_Texte de la page_:
Pour Windows 10, j'aime bien le design. Même si je préfère toujours et de loin OS X, Windows 10 est bien plus joli que Windows 8 pour moi. Côté fonctionnalités, elle me semble pas mal pour l'instant, un mixte de Windows 7 et Windows 8. Disons plutôt l'interface de Windows 8, avec les fonctionnalités complètes de Windows 7, ce qui permet de ne pas perdre la main, contrairement à Windows 8 et son "tout plein écran"...


----------



## Locke (1 Août 2015)

Pour ma part, dans une partition Boot Camp ou dans une machine virtuelle, zéro problème. Tout fonctionne, un pilote de souris Logitech à faire et c'est tout.

Au niveau ergonomie, heureusement que le menu Démarrer fait sa réapparition. Pour le reste, dommage que la police de caractères de certaines fenêtres soit trop grande, surtout pour les fonctions Paramètres. De plus, l'abus de fond blanc tue la lisibilité et pas possible d'en changer.

_À faire_: Renvoyez le texte sur Windows 10 en entier, sans modifier un seul mot ni la mise en forme.

_Données fournies_:
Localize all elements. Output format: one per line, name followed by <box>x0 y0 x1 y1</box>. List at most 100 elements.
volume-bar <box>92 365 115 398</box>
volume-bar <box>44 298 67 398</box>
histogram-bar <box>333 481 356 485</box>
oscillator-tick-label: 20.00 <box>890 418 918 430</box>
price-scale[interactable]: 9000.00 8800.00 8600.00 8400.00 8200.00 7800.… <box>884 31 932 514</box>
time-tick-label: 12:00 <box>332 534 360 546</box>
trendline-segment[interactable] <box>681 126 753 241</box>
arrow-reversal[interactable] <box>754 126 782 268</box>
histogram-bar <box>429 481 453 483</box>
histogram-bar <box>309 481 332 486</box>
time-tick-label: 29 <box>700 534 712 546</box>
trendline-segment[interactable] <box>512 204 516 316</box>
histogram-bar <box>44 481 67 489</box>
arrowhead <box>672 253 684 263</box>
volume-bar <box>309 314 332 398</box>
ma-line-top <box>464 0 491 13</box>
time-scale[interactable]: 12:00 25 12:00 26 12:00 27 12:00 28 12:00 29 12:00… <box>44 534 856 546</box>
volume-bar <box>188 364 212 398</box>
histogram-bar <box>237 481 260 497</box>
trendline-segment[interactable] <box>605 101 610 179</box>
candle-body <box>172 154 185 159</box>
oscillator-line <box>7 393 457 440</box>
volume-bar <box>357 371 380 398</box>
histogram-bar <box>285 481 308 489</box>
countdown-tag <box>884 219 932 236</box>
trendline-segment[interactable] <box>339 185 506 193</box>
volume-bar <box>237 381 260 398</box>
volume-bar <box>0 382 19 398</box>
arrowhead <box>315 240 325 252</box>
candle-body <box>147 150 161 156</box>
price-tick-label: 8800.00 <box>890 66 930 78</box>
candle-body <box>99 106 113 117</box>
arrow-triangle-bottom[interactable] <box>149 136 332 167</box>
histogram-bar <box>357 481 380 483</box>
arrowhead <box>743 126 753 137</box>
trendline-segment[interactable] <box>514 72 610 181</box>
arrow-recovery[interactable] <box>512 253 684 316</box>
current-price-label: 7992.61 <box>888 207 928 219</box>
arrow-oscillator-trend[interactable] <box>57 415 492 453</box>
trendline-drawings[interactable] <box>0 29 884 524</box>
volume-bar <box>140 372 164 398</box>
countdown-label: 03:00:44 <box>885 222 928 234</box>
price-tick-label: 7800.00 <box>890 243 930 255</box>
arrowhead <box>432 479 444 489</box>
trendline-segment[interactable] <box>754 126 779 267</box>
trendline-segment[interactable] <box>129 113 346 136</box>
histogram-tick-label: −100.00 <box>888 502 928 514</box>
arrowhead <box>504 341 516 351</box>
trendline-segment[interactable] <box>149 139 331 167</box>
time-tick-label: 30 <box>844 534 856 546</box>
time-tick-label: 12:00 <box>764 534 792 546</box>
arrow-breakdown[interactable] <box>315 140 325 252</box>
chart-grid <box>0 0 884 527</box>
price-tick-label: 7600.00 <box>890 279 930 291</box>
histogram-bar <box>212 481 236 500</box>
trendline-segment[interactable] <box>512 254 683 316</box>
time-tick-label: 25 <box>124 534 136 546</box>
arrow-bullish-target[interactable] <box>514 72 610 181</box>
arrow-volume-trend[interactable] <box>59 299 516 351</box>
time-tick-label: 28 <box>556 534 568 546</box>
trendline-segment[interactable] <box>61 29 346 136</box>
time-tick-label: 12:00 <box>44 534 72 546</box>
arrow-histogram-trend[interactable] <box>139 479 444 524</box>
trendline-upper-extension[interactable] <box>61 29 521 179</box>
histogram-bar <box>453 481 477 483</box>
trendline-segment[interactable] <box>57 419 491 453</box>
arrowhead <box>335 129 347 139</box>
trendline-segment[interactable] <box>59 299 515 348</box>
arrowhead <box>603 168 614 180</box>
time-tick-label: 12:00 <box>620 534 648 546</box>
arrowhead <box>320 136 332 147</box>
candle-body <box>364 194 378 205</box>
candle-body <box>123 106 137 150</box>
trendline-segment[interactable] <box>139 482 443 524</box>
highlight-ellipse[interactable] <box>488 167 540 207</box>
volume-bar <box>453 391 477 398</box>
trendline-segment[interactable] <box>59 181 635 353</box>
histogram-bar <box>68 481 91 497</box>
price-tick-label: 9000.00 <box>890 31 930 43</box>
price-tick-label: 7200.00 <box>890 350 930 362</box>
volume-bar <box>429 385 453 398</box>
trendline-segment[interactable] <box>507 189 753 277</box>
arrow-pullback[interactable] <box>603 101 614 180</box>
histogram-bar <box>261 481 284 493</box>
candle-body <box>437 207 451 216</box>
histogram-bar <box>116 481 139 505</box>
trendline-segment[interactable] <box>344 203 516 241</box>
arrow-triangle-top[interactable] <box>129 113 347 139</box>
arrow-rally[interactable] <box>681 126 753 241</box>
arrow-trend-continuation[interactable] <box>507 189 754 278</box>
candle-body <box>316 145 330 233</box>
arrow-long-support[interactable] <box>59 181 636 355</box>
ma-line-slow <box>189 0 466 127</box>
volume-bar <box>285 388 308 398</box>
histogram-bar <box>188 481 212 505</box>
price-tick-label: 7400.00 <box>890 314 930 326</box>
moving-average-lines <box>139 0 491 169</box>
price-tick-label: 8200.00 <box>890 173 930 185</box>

--

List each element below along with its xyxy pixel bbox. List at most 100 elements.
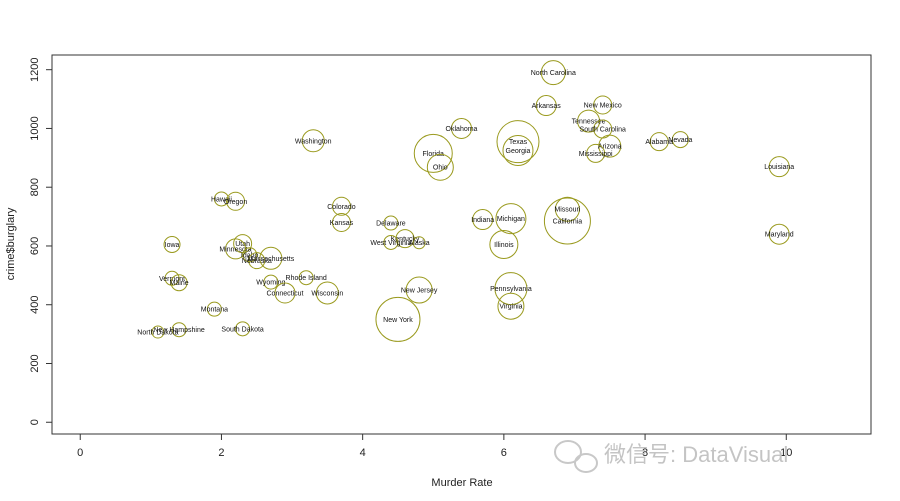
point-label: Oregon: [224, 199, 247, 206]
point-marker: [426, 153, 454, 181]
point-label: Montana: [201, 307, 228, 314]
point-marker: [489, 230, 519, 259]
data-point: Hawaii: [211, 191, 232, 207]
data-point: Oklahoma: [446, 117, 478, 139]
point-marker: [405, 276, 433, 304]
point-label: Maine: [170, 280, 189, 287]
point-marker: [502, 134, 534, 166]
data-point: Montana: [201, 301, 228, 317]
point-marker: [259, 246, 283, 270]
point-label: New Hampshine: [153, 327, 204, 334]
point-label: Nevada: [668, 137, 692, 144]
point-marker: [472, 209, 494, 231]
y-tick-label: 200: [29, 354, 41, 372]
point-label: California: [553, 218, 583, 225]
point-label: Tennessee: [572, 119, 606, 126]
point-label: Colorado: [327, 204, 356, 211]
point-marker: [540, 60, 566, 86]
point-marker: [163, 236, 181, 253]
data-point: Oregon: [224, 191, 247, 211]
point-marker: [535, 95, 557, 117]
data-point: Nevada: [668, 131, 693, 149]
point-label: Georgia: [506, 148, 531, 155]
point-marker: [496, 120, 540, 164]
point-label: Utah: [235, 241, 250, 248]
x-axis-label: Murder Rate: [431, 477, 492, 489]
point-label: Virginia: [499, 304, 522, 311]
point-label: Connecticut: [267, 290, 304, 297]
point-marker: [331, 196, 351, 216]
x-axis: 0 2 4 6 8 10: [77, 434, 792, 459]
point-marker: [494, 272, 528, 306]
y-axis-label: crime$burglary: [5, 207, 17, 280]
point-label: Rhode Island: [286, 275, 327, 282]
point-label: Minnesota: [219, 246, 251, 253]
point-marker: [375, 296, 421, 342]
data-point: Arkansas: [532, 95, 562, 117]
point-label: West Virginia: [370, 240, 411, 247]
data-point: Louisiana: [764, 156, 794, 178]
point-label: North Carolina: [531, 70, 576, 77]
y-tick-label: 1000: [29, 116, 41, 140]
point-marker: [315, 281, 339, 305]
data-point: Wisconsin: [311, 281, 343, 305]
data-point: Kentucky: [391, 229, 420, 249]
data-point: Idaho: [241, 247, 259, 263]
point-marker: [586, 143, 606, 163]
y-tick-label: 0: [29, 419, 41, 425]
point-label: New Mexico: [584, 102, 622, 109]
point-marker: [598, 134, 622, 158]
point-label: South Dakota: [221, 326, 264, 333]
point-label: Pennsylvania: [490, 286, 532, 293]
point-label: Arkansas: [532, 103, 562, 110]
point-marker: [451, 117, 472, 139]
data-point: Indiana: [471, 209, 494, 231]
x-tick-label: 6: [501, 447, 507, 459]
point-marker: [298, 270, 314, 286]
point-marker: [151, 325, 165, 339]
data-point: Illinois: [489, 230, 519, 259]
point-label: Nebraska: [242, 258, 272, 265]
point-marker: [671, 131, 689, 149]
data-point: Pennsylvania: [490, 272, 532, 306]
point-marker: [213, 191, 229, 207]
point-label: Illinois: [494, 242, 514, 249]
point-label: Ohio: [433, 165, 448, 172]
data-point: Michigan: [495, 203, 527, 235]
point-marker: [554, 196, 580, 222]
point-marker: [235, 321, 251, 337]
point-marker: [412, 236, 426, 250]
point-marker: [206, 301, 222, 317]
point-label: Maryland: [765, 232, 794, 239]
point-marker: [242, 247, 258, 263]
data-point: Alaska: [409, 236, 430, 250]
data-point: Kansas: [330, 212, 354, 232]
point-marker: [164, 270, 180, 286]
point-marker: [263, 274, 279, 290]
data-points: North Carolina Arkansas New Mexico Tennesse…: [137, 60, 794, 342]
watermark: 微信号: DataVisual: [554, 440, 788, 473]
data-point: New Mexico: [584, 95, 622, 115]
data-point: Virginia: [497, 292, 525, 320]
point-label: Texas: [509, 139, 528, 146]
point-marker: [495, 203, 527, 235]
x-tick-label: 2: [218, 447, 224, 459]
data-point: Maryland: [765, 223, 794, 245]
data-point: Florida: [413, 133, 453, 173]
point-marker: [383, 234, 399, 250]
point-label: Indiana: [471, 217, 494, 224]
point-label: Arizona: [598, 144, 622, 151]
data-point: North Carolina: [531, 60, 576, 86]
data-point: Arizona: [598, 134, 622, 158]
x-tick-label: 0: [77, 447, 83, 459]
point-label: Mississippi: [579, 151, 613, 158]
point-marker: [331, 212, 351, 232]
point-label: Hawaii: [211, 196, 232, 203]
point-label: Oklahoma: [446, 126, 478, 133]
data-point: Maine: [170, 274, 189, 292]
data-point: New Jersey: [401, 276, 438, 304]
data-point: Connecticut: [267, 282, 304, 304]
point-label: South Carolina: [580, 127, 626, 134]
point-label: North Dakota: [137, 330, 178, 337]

...

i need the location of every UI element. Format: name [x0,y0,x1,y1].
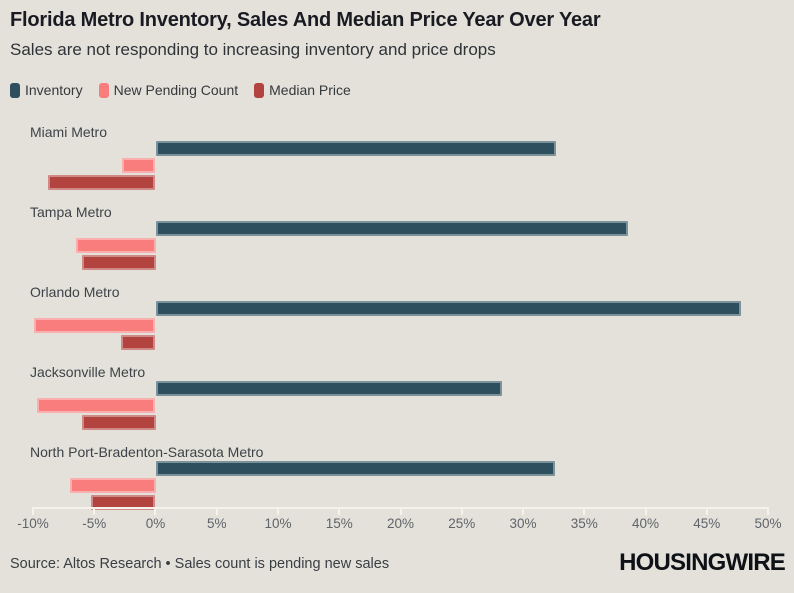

_La solution_:
Pour Windows 10, j'aime bien le design. Même si je préfère toujours et de loin OS X, Windows 10 est bien plus joli que Windows 8 pour moi. Côté fonctionnalités, elle me semble pas mal pour l'instant, un mixte de Windows 7 et Windows 8. Disons plutôt l'interface de Windows 8, avec les fonctionnalités complètes de Windows 7, ce qui permet de ne pas perdre la main, contrairement à Windows 8 et son "tout plein écran"...


----------



## Locke (1 Août 2015)

Pour ma part, dans une partition Boot Camp ou dans une machine virtuelle, zéro problème. Tout fonctionne, un pilote de souris Logitech à faire et c'est tout.

Au niveau ergonomie, heureusement que le menu Démarrer fait sa réapparition. Pour le reste, dommage que la police de caractères de certaines fenêtres soit trop grande, surtout pour les fonctions Paramètres. De plus, l'abus de fond blanc tue la lisibilité et pas possible d'en changer.